REQUEST
Copy out each line of the data that holds the word "Nitherohy".

EXERCISE MATERIALS
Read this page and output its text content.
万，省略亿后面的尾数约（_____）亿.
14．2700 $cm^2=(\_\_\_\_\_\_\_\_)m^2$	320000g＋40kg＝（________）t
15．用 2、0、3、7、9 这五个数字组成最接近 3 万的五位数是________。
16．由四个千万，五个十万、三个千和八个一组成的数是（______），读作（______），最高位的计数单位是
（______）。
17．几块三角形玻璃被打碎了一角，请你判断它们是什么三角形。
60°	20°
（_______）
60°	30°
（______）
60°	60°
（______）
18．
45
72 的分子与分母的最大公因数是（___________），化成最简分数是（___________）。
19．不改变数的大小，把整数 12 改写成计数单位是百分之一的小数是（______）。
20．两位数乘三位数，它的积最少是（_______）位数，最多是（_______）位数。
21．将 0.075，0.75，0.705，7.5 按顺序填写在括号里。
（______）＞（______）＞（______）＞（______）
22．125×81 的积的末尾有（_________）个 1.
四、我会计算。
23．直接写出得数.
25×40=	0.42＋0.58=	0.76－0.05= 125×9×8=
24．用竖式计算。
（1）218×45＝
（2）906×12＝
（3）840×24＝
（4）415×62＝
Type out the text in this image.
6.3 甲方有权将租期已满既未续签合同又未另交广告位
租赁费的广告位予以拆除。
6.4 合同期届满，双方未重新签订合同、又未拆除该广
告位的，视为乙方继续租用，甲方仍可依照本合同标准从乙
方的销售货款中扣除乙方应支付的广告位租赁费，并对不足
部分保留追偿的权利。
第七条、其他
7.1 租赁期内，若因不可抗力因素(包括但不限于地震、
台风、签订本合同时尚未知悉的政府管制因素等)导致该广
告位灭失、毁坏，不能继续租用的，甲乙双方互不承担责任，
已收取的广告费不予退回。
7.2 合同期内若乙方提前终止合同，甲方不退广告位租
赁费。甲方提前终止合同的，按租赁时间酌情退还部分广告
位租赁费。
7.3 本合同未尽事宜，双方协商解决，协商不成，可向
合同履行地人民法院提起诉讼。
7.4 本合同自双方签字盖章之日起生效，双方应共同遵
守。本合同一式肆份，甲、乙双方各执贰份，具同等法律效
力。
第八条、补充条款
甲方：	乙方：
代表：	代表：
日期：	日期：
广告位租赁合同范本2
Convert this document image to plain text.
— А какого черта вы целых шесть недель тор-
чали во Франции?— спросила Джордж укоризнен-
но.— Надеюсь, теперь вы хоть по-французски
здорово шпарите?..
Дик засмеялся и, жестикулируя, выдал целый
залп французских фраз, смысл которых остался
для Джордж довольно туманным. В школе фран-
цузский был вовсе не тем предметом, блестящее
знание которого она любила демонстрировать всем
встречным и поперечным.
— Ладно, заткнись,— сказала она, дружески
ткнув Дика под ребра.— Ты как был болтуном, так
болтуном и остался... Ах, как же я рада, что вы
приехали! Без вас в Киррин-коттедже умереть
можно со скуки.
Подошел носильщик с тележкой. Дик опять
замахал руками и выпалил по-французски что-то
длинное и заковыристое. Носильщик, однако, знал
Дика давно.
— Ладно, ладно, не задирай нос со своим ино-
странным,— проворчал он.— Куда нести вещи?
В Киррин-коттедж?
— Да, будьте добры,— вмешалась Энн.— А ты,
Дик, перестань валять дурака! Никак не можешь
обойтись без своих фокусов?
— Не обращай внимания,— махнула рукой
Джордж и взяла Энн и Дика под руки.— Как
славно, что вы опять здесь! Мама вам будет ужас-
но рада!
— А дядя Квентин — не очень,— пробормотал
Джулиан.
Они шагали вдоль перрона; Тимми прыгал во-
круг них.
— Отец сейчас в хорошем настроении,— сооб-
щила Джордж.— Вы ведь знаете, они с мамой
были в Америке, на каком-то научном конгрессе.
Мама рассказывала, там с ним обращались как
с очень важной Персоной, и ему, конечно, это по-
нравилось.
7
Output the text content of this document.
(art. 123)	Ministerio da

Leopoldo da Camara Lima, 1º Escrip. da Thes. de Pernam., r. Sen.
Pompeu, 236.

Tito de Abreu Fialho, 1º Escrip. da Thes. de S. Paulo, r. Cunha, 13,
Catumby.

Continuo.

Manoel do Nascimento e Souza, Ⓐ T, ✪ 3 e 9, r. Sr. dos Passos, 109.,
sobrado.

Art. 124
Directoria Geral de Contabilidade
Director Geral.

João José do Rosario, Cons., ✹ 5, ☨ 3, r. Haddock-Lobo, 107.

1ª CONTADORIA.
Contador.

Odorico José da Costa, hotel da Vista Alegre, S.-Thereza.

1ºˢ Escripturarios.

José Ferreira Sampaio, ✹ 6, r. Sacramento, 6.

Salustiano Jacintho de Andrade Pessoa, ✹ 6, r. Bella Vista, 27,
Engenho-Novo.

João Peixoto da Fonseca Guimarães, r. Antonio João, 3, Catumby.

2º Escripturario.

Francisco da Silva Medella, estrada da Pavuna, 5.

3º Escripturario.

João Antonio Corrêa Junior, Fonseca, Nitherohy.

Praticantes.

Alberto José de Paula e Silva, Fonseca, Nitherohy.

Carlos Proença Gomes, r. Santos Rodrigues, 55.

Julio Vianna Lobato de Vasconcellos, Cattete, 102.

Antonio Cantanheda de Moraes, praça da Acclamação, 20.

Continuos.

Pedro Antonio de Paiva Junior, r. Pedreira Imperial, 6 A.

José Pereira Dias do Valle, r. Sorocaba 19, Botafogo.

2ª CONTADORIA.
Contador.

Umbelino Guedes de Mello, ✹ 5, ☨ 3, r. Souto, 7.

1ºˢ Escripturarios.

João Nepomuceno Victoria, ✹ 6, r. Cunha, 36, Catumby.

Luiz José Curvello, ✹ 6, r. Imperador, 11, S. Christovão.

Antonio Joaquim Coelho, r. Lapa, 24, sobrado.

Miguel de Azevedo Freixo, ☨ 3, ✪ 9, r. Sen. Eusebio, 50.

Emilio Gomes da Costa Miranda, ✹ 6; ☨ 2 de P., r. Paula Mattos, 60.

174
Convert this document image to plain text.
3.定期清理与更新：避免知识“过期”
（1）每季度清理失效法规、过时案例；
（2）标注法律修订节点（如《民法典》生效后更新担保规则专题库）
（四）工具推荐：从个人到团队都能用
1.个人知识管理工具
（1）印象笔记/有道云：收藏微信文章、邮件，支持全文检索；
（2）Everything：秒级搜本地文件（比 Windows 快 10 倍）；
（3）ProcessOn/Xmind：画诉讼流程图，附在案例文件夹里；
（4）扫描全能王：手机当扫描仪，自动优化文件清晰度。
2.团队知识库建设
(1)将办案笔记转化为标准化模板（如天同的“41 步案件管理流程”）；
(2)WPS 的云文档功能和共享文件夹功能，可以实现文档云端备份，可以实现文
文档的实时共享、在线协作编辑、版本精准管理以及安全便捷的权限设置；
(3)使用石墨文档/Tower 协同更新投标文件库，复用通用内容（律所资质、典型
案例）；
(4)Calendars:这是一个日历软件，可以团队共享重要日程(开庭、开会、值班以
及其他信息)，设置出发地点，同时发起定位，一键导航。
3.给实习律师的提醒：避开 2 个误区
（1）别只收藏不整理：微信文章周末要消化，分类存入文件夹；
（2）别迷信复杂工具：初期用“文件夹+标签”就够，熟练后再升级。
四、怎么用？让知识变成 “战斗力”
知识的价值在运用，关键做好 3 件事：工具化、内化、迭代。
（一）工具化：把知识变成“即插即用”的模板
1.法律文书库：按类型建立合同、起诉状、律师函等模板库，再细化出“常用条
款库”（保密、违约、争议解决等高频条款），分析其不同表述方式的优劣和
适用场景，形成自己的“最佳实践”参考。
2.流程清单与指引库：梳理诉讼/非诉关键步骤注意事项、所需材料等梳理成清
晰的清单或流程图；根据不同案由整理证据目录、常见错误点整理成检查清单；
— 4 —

CORRECT OUTPUT
João Antonio Corrêa Junior, Fonseca, Nitherohy.
Alberto José de Paula e Silva, Fonseca, Nitherohy.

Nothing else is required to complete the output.